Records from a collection
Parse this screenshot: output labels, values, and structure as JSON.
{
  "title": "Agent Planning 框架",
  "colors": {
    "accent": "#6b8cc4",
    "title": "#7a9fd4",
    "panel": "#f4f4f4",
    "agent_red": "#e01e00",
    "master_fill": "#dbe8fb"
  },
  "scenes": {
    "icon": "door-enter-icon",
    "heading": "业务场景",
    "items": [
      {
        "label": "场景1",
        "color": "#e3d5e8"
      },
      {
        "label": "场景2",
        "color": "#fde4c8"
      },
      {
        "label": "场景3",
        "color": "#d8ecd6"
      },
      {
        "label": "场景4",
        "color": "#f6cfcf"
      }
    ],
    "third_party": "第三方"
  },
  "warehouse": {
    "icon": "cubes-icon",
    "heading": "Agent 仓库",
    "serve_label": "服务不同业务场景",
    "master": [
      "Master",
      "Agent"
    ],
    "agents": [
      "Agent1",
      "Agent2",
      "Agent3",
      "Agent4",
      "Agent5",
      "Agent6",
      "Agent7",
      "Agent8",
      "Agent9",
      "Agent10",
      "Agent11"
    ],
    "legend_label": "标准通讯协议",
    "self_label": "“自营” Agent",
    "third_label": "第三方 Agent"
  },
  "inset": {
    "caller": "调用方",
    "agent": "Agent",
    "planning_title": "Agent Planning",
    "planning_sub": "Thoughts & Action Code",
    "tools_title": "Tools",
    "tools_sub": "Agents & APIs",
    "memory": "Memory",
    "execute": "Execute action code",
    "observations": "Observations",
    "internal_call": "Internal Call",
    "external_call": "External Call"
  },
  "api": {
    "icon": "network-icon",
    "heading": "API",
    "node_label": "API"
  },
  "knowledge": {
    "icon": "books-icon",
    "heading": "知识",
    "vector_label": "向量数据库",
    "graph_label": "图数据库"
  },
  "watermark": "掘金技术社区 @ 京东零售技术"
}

» **GIVEN EXERCISE**: Report each line in the preceding entries that holds the string "icon".

» **SOLUTION TO THIS PROBLEM**:
    "icon": "door-enter-icon",
    "icon": "cubes-icon",
    "icon": "network-icon",
    "icon": "books-icon",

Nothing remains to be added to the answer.